Reproduce every line of the listing as written, apart from the pictures.

>> START MATERIALS PROVIDED

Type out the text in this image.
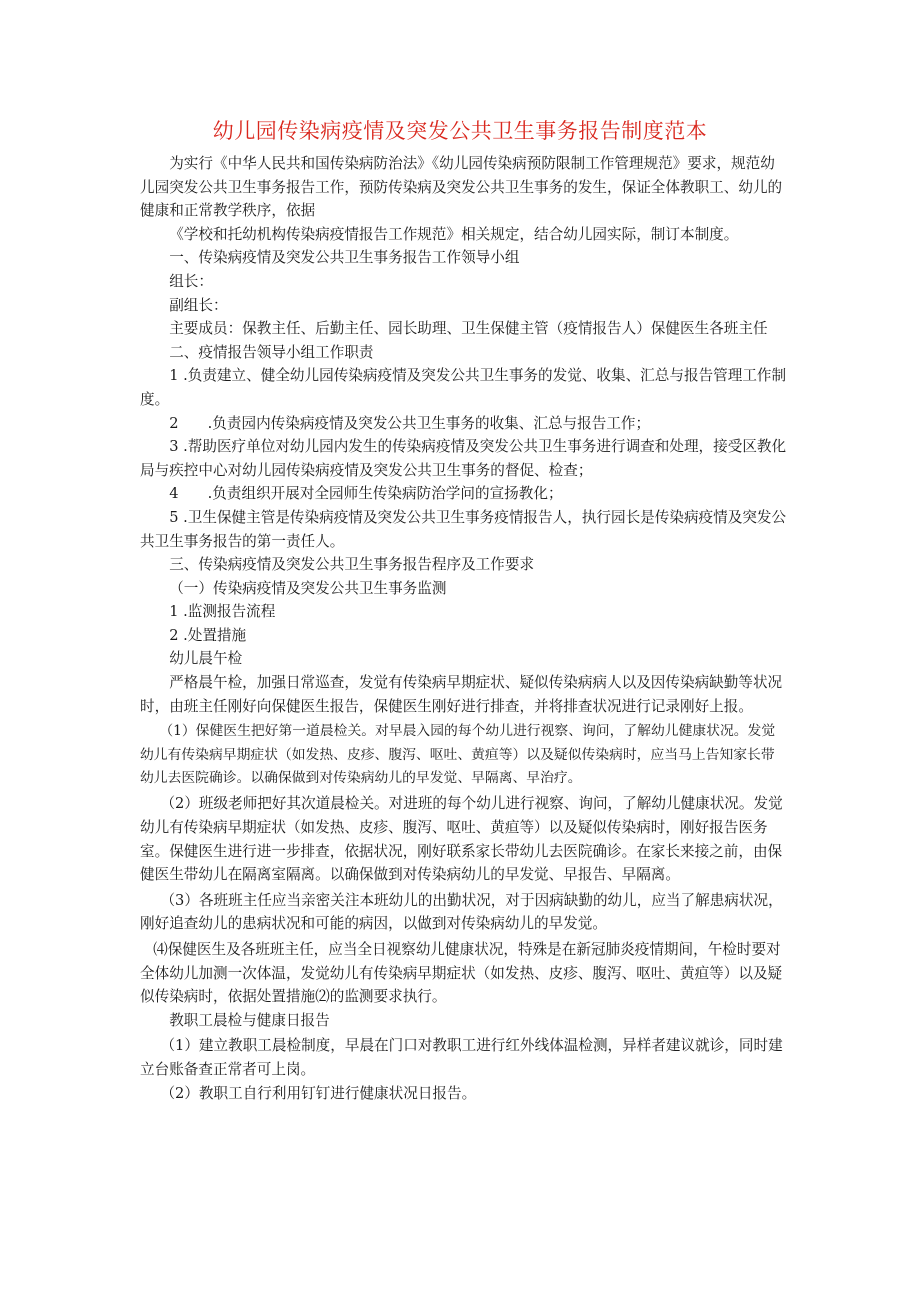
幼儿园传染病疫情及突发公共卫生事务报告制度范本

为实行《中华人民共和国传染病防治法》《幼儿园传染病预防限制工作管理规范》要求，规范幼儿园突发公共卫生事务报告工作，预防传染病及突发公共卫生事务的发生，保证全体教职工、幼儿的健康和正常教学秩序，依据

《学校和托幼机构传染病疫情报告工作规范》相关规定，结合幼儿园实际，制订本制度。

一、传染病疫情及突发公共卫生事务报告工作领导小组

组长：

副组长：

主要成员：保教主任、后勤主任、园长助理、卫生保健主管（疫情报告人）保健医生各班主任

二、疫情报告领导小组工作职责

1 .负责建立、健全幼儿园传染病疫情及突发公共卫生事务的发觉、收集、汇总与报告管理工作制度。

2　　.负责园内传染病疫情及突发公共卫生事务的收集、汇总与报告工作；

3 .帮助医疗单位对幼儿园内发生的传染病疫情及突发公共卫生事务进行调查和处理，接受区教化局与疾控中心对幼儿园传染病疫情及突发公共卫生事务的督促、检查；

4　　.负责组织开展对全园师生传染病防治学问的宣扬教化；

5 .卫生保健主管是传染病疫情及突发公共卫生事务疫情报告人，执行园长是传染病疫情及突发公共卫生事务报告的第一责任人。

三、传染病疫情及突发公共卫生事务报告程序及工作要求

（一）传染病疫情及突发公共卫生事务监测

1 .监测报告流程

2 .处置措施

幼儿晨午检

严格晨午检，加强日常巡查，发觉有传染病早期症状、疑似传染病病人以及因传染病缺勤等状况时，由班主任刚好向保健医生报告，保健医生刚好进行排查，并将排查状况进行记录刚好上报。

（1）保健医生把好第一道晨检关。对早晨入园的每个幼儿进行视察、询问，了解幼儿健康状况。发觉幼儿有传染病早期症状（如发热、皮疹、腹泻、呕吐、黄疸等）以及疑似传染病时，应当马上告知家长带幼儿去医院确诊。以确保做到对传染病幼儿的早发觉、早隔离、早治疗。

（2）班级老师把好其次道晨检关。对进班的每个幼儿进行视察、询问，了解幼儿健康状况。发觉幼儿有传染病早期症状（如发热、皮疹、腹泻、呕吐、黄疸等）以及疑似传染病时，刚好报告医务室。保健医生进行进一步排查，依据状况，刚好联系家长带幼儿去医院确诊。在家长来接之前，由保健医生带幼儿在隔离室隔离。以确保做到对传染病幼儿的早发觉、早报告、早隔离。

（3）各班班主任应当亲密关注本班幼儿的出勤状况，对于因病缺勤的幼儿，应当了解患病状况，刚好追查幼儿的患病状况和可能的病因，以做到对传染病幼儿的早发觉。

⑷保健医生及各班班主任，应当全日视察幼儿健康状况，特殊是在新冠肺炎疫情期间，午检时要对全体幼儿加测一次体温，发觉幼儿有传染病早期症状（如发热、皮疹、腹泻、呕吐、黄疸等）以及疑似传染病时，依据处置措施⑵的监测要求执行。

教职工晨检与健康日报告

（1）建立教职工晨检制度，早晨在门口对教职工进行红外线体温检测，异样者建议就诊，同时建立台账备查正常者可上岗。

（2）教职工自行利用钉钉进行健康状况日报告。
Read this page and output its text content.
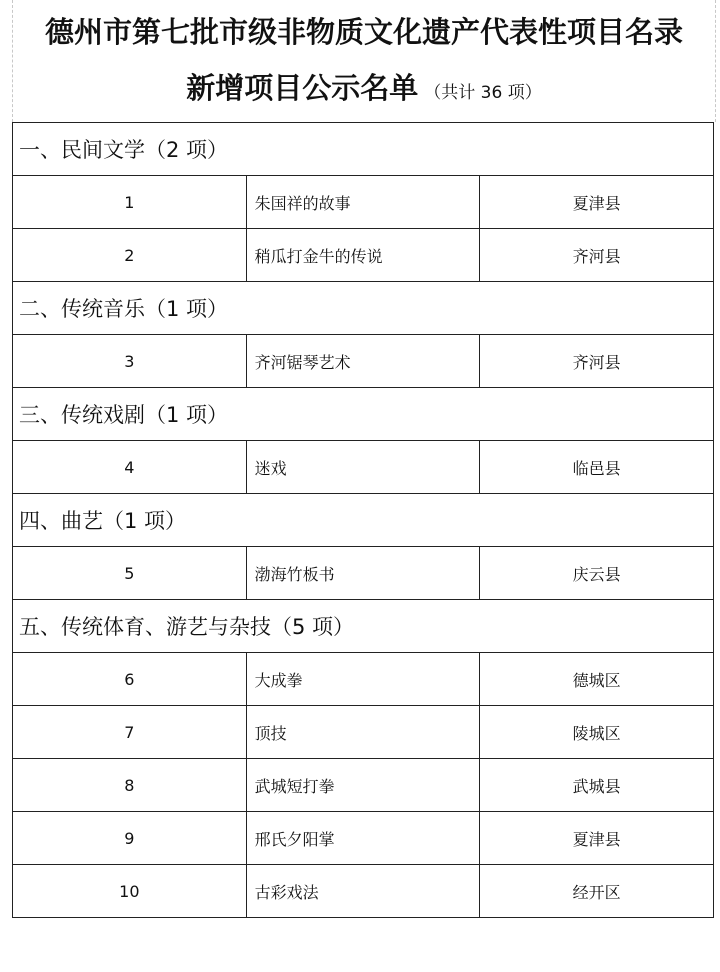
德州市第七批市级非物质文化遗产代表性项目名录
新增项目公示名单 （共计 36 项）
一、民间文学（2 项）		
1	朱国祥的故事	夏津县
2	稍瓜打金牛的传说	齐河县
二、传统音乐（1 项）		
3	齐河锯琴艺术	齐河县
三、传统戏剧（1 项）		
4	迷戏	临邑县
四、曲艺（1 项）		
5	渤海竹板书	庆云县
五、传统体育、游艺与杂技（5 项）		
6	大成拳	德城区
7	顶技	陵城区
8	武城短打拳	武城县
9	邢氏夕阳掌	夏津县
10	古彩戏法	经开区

>> END MATERIALS PROVIDED

▶ **REPLY TO THE TASK**
Type out the text in this image.
幼儿园传染病疫情及突发公共卫生事务报告制度范本

为实行《中华人民共和国传染病防治法》《幼儿园传染病预防限制工作管理规范》要求，规范幼儿园突发公共卫生事务报告工作，预防传染病及突发公共卫生事务的发生，保证全体教职工、幼儿的健康和正常教学秩序，依据

《学校和托幼机构传染病疫情报告工作规范》相关规定，结合幼儿园实际，制订本制度。

一、传染病疫情及突发公共卫生事务报告工作领导小组

组长：

副组长：

主要成员：保教主任、后勤主任、园长助理、卫生保健主管（疫情报告人）保健医生各班主任

二、疫情报告领导小组工作职责

1 .负责建立、健全幼儿园传染病疫情及突发公共卫生事务的发觉、收集、汇总与报告管理工作制度。

2　　.负责园内传染病疫情及突发公共卫生事务的收集、汇总与报告工作；

3 .帮助医疗单位对幼儿园内发生的传染病疫情及突发公共卫生事务进行调查和处理，接受区教化局与疾控中心对幼儿园传染病疫情及突发公共卫生事务的督促、检查；

4　　.负责组织开展对全园师生传染病防治学问的宣扬教化；

5 .卫生保健主管是传染病疫情及突发公共卫生事务疫情报告人，执行园长是传染病疫情及突发公共卫生事务报告的第一责任人。

三、传染病疫情及突发公共卫生事务报告程序及工作要求

（一）传染病疫情及突发公共卫生事务监测

1 .监测报告流程

2 .处置措施

幼儿晨午检

严格晨午检，加强日常巡查，发觉有传染病早期症状、疑似传染病病人以及因传染病缺勤等状况时，由班主任刚好向保健医生报告，保健医生刚好进行排查，并将排查状况进行记录刚好上报。

（1）保健医生把好第一道晨检关。对早晨入园的每个幼儿进行视察、询问，了解幼儿健康状况。发觉幼儿有传染病早期症状（如发热、皮疹、腹泻、呕吐、黄疸等）以及疑似传染病时，应当马上告知家长带幼儿去医院确诊。以确保做到对传染病幼儿的早发觉、早隔离、早治疗。

（2）班级老师把好其次道晨检关。对进班的每个幼儿进行视察、询问，了解幼儿健康状况。发觉幼儿有传染病早期症状（如发热、皮疹、腹泻、呕吐、黄疸等）以及疑似传染病时，刚好报告医务室。保健医生进行进一步排查，依据状况，刚好联系家长带幼儿去医院确诊。在家长来接之前，由保健医生带幼儿在隔离室隔离。以确保做到对传染病幼儿的早发觉、早报告、早隔离。

（3）各班班主任应当亲密关注本班幼儿的出勤状况，对于因病缺勤的幼儿，应当了解患病状况，刚好追查幼儿的患病状况和可能的病因，以做到对传染病幼儿的早发觉。

⑷保健医生及各班班主任，应当全日视察幼儿健康状况，特殊是在新冠肺炎疫情期间，午检时要对全体幼儿加测一次体温，发觉幼儿有传染病早期症状（如发热、皮疹、腹泻、呕吐、黄疸等）以及疑似传染病时，依据处置措施⑵的监测要求执行。

教职工晨检与健康日报告

（1）建立教职工晨检制度，早晨在门口对教职工进行红外线体温检测，异样者建议就诊，同时建立台账备查正常者可上岗。

（2）教职工自行利用钉钉进行健康状况日报告。
Read this page and output its text content.
德州市第七批市级非物质文化遗产代表性项目名录
新增项目公示名单 （共计 36 项）
一、民间文学（2 项）		
1	朱国祥的故事	夏津县
2	稍瓜打金牛的传说	齐河县
二、传统音乐（1 项）		
3	齐河锯琴艺术	齐河县
三、传统戏剧（1 项）		
4	迷戏	临邑县
四、曲艺（1 项）		
5	渤海竹板书	庆云县
五、传统体育、游艺与杂技（5 项）		
6	大成拳	德城区
7	顶技	陵城区
8	武城短打拳	武城县
9	邢氏夕阳掌	夏津县
10	古彩戏法	经开区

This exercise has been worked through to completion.